_Given request_.
Count the lines in the entries below that include the word "majernikova". Give nothing but the number.

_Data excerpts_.
++++++++
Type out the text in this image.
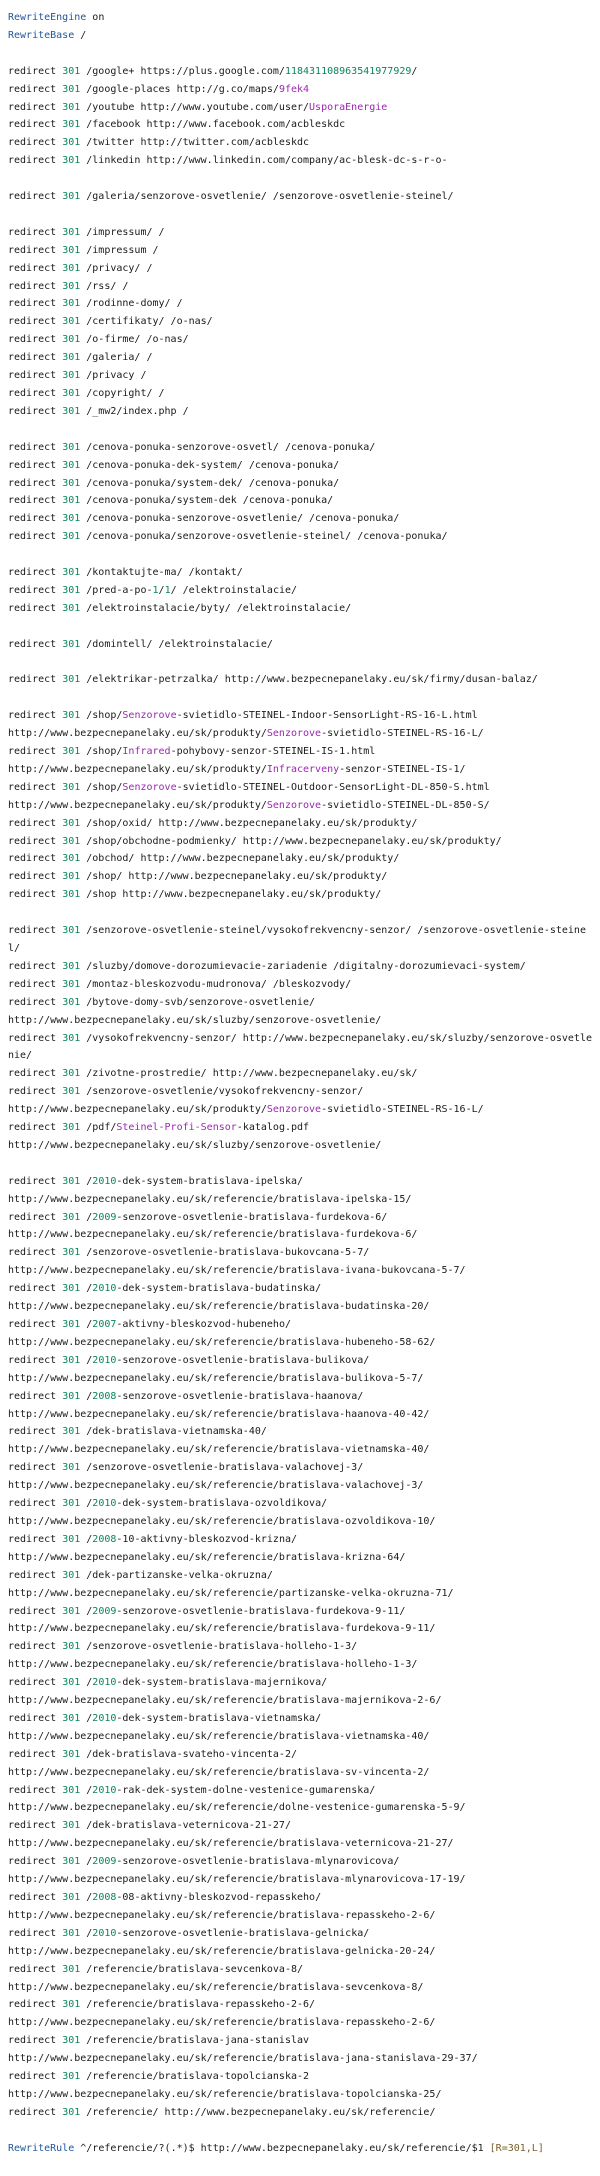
RewriteEngine on
RewriteBase /
redirect 301 /google+ https://plus.google.com/118431108963541977929/
redirect 301 /google-places http://g.co/maps/9fek4
redirect 301 /youtube http://www.youtube.com/user/UsporaEnergie
redirect 301 /facebook http://www.facebook.com/acbleskdc
redirect 301 /twitter http://twitter.com/acbleskdc
redirect 301 /linkedin http://www.linkedin.com/company/ac-blesk-dc-s-r-o-
redirect 301 /galeria/senzorove-osvetlenie/ /senzorove-osvetlenie-steinel/
redirect 301 /impressum/ /
redirect 301 /impressum /
redirect 301 /privacy/ /
redirect 301 /rss/ /
redirect 301 /rodinne-domy/ /
redirect 301 /certifikaty/ /o-nas/
redirect 301 /o-firme/ /o-nas/
redirect 301 /galeria/ /
redirect 301 /privacy /
redirect 301 /copyright/ /
redirect 301 /_mw2/index.php /
redirect 301 /cenova-ponuka-senzorove-osvetl/ /cenova-ponuka/
redirect 301 /cenova-ponuka-dek-system/ /cenova-ponuka/
redirect 301 /cenova-ponuka/system-dek/ /cenova-ponuka/
redirect 301 /cenova-ponuka/system-dek /cenova-ponuka/
redirect 301 /cenova-ponuka-senzorove-osvetlenie/ /cenova-ponuka/
redirect 301 /cenova-ponuka/senzorove-osvetlenie-steinel/ /cenova-ponuka/
redirect 301 /kontaktujte-ma/ /kontakt/
redirect 301 /pred-a-po-1/1/ /elektroinstalacie/
redirect 301 /elektroinstalacie/byty/ /elektroinstalacie/
redirect 301 /domintell/ /elektroinstalacie/
redirect 301 /elektrikar-petrzalka/ http://www.bezpecnepanelaky.eu/sk/firmy/dusan-balaz/
redirect 301 /shop/Senzorove-svietidlo-STEINEL-Indoor-SensorLight-RS-16-L.html
http://www.bezpecnepanelaky.eu/sk/produkty/Senzorove-svietidlo-STEINEL-RS-16-L/
redirect 301 /shop/Infrared-pohybovy-senzor-STEINEL-IS-1.html
http://www.bezpecnepanelaky.eu/sk/produkty/Infracerveny-senzor-STEINEL-IS-1/
redirect 301 /shop/Senzorove-svietidlo-STEINEL-Outdoor-SensorLight-DL-850-S.html
http://www.bezpecnepanelaky.eu/sk/produkty/Senzorove-svietidlo-STEINEL-DL-850-S/
redirect 301 /shop/oxid/ http://www.bezpecnepanelaky.eu/sk/produkty/
redirect 301 /shop/obchodne-podmienky/ http://www.bezpecnepanelaky.eu/sk/produkty/
redirect 301 /obchod/ http://www.bezpecnepanelaky.eu/sk/produkty/
redirect 301 /shop/ http://www.bezpecnepanelaky.eu/sk/produkty/
redirect 301 /shop http://www.bezpecnepanelaky.eu/sk/produkty/
redirect 301 /senzorove-osvetlenie-steinel/vysokofrekvencny-senzor/ /senzorove-osvetlenie-steinel/
redirect 301 /sluzby/domove-dorozumievacie-zariadenie /digitalny-dorozumievaci-system/
redirect 301 /montaz-bleskozvodu-mudronova/ /bleskozvody/
redirect 301 /bytove-domy-svb/senzorove-osvetlenie/
http://www.bezpecnepanelaky.eu/sk/sluzby/senzorove-osvetlenie/
redirect 301 /vysokofrekvencny-senzor/ http://www.bezpecnepanelaky.eu/sk/sluzby/senzorove-osvetlenie/
redirect 301 /zivotne-prostredie/ http://www.bezpecnepanelaky.eu/sk/
redirect 301 /senzorove-osvetlenie/vysokofrekvencny-senzor/
http://www.bezpecnepanelaky.eu/sk/produkty/Senzorove-svietidlo-STEINEL-RS-16-L/
redirect 301 /pdf/Steinel-Profi-Sensor-katalog.pdf
http://www.bezpecnepanelaky.eu/sk/sluzby/senzorove-osvetlenie/
redirect 301 /2010-dek-system-bratislava-ipelska/
http://www.bezpecnepanelaky.eu/sk/referencie/bratislava-ipelska-15/
redirect 301 /2009-senzorove-osvetlenie-bratislava-furdekova-6/
http://www.bezpecnepanelaky.eu/sk/referencie/bratislava-furdekova-6/
redirect 301 /senzorove-osvetlenie-bratislava-bukovcana-5-7/
http://www.bezpecnepanelaky.eu/sk/referencie/bratislava-ivana-bukovcana-5-7/
redirect 301 /2010-dek-system-bratislava-budatinska/
http://www.bezpecnepanelaky.eu/sk/referencie/bratislava-budatinska-20/
redirect 301 /2007-aktivny-bleskozvod-hubeneho/
http://www.bezpecnepanelaky.eu/sk/referencie/bratislava-hubeneho-58-62/
redirect 301 /2010-senzorove-osvetlenie-bratislava-bulikova/
http://www.bezpecnepanelaky.eu/sk/referencie/bratislava-bulikova-5-7/
redirect 301 /2008-senzorove-osvetlenie-bratislava-haanova/
http://www.bezpecnepanelaky.eu/sk/referencie/bratislava-haanova-40-42/
redirect 301 /dek-bratislava-vietnamska-40/
http://www.bezpecnepanelaky.eu/sk/referencie/bratislava-vietnamska-40/
redirect 301 /senzorove-osvetlenie-bratislava-valachovej-3/
http://www.bezpecnepanelaky.eu/sk/referencie/bratislava-valachovej-3/
redirect 301 /2010-dek-system-bratislava-ozvoldikova/
http://www.bezpecnepanelaky.eu/sk/referencie/bratislava-ozvoldikova-10/
redirect 301 /2008-10-aktivny-bleskozvod-krizna/
http://www.bezpecnepanelaky.eu/sk/referencie/bratislava-krizna-64/
redirect 301 /dek-partizanske-velka-okruzna/
http://www.bezpecnepanelaky.eu/sk/referencie/partizanske-velka-okruzna-71/
redirect 301 /2009-senzorove-osvetlenie-bratislava-furdekova-9-11/
http://www.bezpecnepanelaky.eu/sk/referencie/bratislava-furdekova-9-11/
redirect 301 /senzorove-osvetlenie-bratislava-holleho-1-3/
http://www.bezpecnepanelaky.eu/sk/referencie/bratislava-holleho-1-3/
redirect 301 /2010-dek-system-bratislava-majernikova/
http://www.bezpecnepanelaky.eu/sk/referencie/bratislava-majernikova-2-6/
redirect 301 /2010-dek-system-bratislava-vietnamska/
http://www.bezpecnepanelaky.eu/sk/referencie/bratislava-vietnamska-40/
redirect 301 /dek-bratislava-svateho-vincenta-2/
http://www.bezpecnepanelaky.eu/sk/referencie/bratislava-sv-vincenta-2/
redirect 301 /2010-rak-dek-system-dolne-vestenice-gumarenska/
http://www.bezpecnepanelaky.eu/sk/referencie/dolne-vestenice-gumarenska-5-9/
redirect 301 /dek-bratislava-veternicova-21-27/
http://www.bezpecnepanelaky.eu/sk/referencie/bratislava-veternicova-21-27/
redirect 301 /2009-senzorove-osvetlenie-bratislava-mlynarovicova/
http://www.bezpecnepanelaky.eu/sk/referencie/bratislava-mlynarovicova-17-19/
redirect 301 /2008-08-aktivny-bleskozvod-repasskeho/
http://www.bezpecnepanelaky.eu/sk/referencie/bratislava-repasskeho-2-6/
redirect 301 /2010-senzorove-osvetlenie-bratislava-gelnicka/
http://www.bezpecnepanelaky.eu/sk/referencie/bratislava-gelnicka-20-24/
redirect 301 /referencie/bratislava-sevcenkova-8/
http://www.bezpecnepanelaky.eu/sk/referencie/bratislava-sevcenkova-8/
redirect 301 /referencie/bratislava-repasskeho-2-6/
http://www.bezpecnepanelaky.eu/sk/referencie/bratislava-repasskeho-2-6/
redirect 301 /referencie/bratislava-jana-stanislav
http://www.bezpecnepanelaky.eu/sk/referencie/bratislava-jana-stanislava-29-37/
redirect 301 /referencie/bratislava-topolcianska-2
http://www.bezpecnepanelaky.eu/sk/referencie/bratislava-topolcianska-25/
redirect 301 /referencie/ http://www.bezpecnepanelaky.eu/sk/referencie/
RewriteRule ^/referencie/?(.*)$ http://www.bezpecnepanelaky.eu/sk/referencie/$1 [R=301,L]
++++++++
_Solved problem_.
2